_Reading passage_
# New Singapore lure



## simond11 (Aug 29, 2005)

Hi all
Just returned from my London trip tonight and on the way back from Singapore, I was told by one of my colleagues there was a gentleman in First Class who is an importer of fishing tackle from China and Japan. Not to miss such an opportunity I introduced myself and just happened to have a few photos of my kayak and some fish I had caught from it. He was particularly intrigued with the kayak and the concept of fishing from it. He also told me that he was in the process of becoming the sole importer of a particular Singaporean lure that has been out for about 18 months in Japan and is causing quite a storm. The lure is handmade from Teak wood and only 10 are made a day. You can probably guess the price. It is made in the shape of a prawn and it is fluorescent. It is set up whereby when retrieved it appears to be moving away from the prey, as if scared. He told me the hooks look totally wrong on it, as they look as if placed in the wrong position. It also has two small holes somewhere near the head that cause a siphon/swirling effect when retrieved and seem to be picked up by the fish's lateral line. He was more than happy to show me one, but it was in his suitcase. He told me he would be at Customs as he had to declare them because of the wood content. Unfortunately we got delayed on the aircraft and I missed him, but got his business card. He is based in Brisbane. I will keep you posted on this story. I guess you can maybe envisage some type of Prawnstar lure, but apparently it is very successful in Japan.
Cheers

Simon
Prowler 15


----------



## hairymick (Oct 18, 2005)

Good pick up Simon - I can't wait mate.


----------



## Davey G (Jan 15, 2006)

hmmm, a lure maker travelling in first class. I'd hate to think what he charges for these lures!! :?


----------



## simond11 (Aug 29, 2005)

Yes well, he had to travel in First Class as he was a rather...er...portly gentleman. Besides, he is a financial adviser in Brissie. Hence the upgrade.. :wink: 
He also told me there is a catalogue coming out soon. Again, will keep you posted.
Cheers

Simon
Prowler 15


----------



## Davey G (Jan 15, 2006)

simond11 said:


> Yes well, he had to travel in First Class as he was a rather...er...portly gentleman. Besides, he is a financial adviser in Brissie. Hence the upgrade.. :wink:
> 
> Simon
> Prowler 15


hmmm, :!: so being chubby = upgrade to first class??

bring on the pies! :shock:


----------



## simond11 (Aug 29, 2005)

Mate, you would have to look like Mr Creosote in Monty Python's "The Meaning of Life" before Qantas would upgrade you..and even then it would be the cargo hold for you, mate!!
No upgrades on board. Only ground staff have the power of God to move you. 
I will be interested in finding out what this guy imports, as the Japanese gear is very very good. He also mentioned something about discounts to members, but I would like to find out more about that!
"Another wafer thin mushroom, monsieur?"....... :shock: 
Cheers

Simon
Prowler 15


----------



## Davey G (Jan 15, 2006)

simond11 said:


> Mate, you would have to look like Mr Creosote in Monty Python's "The Meaning of Life" before Qantas would upgrade you..and even then it would be the cargo hold for you, mate!!
> "Another wafer thin mushroom, monsieur?"....... :shock:
> Cheers
> 
> ...


Yes a classic bit of comedy Simon!

How are you feeling sir?
BETTER.
Better get me a bucket............ :roll:


----------

Source records:
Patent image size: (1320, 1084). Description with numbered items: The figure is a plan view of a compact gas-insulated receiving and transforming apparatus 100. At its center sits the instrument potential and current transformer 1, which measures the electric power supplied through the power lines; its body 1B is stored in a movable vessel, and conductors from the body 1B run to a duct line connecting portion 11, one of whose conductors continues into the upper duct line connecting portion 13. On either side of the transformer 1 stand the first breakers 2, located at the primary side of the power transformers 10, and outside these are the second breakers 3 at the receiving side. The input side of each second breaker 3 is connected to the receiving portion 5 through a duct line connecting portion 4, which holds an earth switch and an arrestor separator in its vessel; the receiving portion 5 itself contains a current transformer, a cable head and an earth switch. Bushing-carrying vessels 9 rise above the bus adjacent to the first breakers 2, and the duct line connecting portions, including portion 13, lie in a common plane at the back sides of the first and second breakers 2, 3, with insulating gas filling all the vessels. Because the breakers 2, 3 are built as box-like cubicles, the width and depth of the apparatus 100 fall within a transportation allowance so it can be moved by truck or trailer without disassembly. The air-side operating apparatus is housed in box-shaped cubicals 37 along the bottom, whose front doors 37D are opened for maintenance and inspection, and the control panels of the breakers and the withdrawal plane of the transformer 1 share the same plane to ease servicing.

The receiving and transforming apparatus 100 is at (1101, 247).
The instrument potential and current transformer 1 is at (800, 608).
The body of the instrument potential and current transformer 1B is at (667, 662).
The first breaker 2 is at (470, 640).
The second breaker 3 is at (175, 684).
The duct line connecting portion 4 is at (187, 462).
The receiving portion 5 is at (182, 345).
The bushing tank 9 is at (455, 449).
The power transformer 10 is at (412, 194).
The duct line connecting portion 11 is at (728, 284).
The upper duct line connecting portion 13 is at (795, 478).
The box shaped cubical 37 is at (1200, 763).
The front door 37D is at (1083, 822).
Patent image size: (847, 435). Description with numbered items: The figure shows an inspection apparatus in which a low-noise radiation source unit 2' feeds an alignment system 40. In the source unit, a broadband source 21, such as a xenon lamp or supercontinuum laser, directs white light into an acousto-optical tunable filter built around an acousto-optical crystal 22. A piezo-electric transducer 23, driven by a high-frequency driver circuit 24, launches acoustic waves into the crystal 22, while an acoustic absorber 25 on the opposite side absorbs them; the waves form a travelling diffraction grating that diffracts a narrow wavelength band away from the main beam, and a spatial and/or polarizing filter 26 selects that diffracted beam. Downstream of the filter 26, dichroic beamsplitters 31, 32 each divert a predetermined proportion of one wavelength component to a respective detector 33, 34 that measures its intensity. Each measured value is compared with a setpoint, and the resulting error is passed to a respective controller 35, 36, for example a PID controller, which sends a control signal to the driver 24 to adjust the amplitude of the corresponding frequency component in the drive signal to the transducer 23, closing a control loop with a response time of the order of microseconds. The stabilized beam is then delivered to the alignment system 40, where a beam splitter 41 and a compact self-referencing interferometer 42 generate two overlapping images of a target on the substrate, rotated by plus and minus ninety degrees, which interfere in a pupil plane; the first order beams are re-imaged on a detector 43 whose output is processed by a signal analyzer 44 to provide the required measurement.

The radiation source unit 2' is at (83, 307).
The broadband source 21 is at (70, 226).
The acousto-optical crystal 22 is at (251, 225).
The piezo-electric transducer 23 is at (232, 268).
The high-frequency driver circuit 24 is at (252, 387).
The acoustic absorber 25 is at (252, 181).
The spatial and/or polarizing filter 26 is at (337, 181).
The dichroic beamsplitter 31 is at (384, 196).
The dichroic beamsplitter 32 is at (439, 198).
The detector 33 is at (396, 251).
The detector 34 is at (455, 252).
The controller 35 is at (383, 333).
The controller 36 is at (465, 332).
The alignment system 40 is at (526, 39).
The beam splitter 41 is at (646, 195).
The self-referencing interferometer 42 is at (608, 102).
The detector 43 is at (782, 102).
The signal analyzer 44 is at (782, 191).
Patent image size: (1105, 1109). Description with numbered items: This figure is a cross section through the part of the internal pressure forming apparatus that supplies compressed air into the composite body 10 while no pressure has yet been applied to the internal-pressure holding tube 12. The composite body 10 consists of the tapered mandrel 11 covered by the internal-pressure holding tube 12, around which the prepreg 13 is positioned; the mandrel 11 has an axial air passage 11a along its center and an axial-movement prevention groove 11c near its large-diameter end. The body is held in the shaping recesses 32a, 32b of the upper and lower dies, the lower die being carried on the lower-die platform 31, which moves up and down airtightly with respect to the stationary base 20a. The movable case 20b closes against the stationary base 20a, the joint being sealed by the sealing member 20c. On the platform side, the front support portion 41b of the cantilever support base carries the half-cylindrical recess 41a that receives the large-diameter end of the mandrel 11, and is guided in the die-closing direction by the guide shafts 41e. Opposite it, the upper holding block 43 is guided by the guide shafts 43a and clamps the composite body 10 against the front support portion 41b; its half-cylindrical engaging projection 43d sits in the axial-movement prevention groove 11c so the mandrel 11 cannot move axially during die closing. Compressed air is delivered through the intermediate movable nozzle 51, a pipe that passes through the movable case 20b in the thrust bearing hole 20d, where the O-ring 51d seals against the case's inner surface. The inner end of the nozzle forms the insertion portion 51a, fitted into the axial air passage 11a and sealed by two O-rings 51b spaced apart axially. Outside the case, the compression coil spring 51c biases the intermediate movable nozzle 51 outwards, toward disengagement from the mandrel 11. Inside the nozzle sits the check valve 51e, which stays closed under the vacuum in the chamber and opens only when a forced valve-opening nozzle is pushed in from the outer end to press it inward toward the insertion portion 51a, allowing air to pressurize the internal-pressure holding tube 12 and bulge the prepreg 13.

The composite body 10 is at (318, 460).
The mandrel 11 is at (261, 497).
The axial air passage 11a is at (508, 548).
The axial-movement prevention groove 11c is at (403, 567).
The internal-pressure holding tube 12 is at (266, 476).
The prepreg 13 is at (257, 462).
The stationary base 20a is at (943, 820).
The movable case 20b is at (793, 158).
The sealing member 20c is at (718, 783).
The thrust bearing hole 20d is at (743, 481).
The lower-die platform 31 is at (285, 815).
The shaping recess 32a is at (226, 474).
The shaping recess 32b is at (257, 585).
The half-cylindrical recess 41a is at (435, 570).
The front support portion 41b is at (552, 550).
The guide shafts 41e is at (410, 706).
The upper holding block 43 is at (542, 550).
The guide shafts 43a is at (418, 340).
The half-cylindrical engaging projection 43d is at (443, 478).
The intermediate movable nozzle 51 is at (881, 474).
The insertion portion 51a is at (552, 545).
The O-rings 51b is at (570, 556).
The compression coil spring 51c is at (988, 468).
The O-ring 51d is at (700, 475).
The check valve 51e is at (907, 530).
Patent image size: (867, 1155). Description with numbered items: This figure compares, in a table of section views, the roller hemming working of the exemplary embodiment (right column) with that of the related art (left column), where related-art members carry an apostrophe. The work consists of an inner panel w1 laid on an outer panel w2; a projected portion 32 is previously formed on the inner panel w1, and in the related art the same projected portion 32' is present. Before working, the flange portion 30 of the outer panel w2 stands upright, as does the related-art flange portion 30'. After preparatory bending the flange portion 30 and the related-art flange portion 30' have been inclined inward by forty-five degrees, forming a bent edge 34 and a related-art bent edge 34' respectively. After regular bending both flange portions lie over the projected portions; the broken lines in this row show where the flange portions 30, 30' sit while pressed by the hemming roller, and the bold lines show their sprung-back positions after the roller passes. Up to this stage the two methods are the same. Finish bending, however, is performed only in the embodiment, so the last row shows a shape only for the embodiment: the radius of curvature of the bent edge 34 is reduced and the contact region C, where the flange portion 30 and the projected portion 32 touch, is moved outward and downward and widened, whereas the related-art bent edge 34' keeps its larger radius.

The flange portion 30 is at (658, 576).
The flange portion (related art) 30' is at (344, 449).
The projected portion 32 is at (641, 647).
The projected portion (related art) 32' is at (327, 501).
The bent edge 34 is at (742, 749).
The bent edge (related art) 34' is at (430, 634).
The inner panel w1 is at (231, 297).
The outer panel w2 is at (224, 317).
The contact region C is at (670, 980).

_Job 1_
Retype the lure thread word for word from "## hairymick (Oct" up to and including "these lures!! :?".
_Job 2_
Name each distinct user who posts in the lure thread.

_Exercise solution 1_
## hairymick (Oct 18, 2005)

Good pick up Simon - I can't wait mate.


----------



## Davey G (Jan 15, 2006)

hmmm, a lure maker travelling in first class. I'd hate to think what he charges for these lures!! :?

_Exercise solution 2_
simond11, hairymick, Davey G